**TRY IT:**
Do these three statements agree with the fat grafting text below? For each, answer yes or no and quote the deciding words.
1. The top of the hand has little subcutaneous tissue.
2. A liquid facelift lifts the weakened facial support system.
3. Fillers work best after the deeper tissues have been suspended and tightened.
SOURCE EXTRACT section start
The challenge with hands is the “recipient bed.” Think about the top of the hand–the bones, tendons, thin skin and visible veins. There is minimal subcutaneous tissue so the grafts are a bit trickier. Similar challenges exist with filler. The big benefit to using fat in the aging hands is its intrinsic rejuvenating properties. Even if 100% of the graft doesn’t live, there are powerful stem cell properties that seem to influence the underlying tissue.
Fat Grafting to the Face
Most patients have good results using fillers early on, provided they are going to an “injector” that understands facial aging, anatomy and aesthetics. It is important to be seeing the right person to know when it is time to “graduate” to facial surgery. As the face ages, the facial support system weakens and begins to sag most noticeably in the mid face and the junction between the lower eyelids and cheekbones. A “liquid facelift” does nothing to suspend that weakened support system–it actually has the opposite effect–requiring more and more filler, which in turn creates the sag it was supposed to correct. Fillers and fat expand the tissue. There is weight associated with fillers and if you continue to add that weight, the problem of descending tissues is exacerbated, not alleviated. Fillers are best used for volume after the deeper tissues have been suspended and tightened.
SOURCE EXTRACT section end
EXTRACTED MATERIAL section start
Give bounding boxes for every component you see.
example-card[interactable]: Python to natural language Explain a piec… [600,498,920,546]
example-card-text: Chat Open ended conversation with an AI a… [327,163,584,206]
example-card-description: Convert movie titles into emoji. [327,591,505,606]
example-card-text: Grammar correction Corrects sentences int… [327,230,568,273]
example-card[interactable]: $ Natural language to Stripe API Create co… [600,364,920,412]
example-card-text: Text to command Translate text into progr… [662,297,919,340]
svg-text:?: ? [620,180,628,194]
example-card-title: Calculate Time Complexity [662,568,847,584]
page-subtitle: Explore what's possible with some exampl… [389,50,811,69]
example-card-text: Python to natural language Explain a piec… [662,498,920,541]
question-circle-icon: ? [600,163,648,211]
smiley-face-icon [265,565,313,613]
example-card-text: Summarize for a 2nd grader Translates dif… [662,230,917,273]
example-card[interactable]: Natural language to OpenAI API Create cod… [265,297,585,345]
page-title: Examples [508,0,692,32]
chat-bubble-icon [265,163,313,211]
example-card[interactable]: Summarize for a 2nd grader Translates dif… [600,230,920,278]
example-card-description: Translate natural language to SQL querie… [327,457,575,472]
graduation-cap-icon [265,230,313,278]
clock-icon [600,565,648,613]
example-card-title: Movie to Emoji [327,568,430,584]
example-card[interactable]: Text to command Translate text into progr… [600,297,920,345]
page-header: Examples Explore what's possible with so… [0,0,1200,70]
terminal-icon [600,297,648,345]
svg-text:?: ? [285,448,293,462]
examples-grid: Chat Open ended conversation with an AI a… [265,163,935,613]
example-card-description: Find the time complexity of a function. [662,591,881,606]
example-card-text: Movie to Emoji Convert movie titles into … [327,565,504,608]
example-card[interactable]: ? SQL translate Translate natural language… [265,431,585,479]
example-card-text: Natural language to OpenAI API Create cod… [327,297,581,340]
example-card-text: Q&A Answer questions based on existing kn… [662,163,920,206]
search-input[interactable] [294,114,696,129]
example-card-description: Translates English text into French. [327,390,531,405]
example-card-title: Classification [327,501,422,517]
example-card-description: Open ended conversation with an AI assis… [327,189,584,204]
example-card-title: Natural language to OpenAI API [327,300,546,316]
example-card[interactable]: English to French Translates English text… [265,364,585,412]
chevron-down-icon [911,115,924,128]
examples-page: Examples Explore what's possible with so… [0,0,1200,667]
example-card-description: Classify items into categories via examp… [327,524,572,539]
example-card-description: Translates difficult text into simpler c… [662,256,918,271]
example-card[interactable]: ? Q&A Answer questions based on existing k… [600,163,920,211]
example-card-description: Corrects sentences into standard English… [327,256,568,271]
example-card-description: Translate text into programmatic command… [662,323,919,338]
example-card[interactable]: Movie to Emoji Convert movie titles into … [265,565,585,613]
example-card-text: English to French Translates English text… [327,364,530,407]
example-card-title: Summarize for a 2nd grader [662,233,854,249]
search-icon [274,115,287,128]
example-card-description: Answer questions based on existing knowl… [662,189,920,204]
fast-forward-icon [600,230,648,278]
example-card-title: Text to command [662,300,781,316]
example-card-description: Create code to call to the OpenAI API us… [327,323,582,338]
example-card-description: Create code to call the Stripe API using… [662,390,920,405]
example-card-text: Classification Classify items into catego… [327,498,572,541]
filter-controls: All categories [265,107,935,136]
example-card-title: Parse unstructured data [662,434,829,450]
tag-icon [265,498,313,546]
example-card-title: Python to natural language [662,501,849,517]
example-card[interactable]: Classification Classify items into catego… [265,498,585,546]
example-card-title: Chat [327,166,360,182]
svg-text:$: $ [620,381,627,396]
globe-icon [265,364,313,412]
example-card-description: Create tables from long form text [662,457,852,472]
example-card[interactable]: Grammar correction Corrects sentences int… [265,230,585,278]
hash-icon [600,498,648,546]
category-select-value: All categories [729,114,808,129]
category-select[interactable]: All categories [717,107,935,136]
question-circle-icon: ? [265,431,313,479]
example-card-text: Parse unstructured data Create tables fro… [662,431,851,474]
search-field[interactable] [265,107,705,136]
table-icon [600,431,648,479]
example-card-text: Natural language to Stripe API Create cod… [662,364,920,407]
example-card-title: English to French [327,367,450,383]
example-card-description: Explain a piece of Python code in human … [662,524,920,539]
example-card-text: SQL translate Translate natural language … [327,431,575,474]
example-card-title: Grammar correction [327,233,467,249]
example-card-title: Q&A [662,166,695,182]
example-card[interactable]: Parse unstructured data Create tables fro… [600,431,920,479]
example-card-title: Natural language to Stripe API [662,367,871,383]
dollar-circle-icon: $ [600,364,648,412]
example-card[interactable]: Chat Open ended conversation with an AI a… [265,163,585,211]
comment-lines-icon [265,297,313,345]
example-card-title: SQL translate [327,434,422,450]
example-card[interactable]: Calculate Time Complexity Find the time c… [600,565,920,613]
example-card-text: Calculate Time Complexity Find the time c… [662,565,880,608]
EXTRACTED MATERIAL section end
**SOLVED PROBLEM:**
1. Yes: "There is minimal subcutaneous tissue so the grafts are a bit trickier."
2. No: "A “liquid facelift” does nothing to suspend that weakened support system"
3. Yes: "Fillers are best used for volume after the deeper tissues have been suspended and tightened."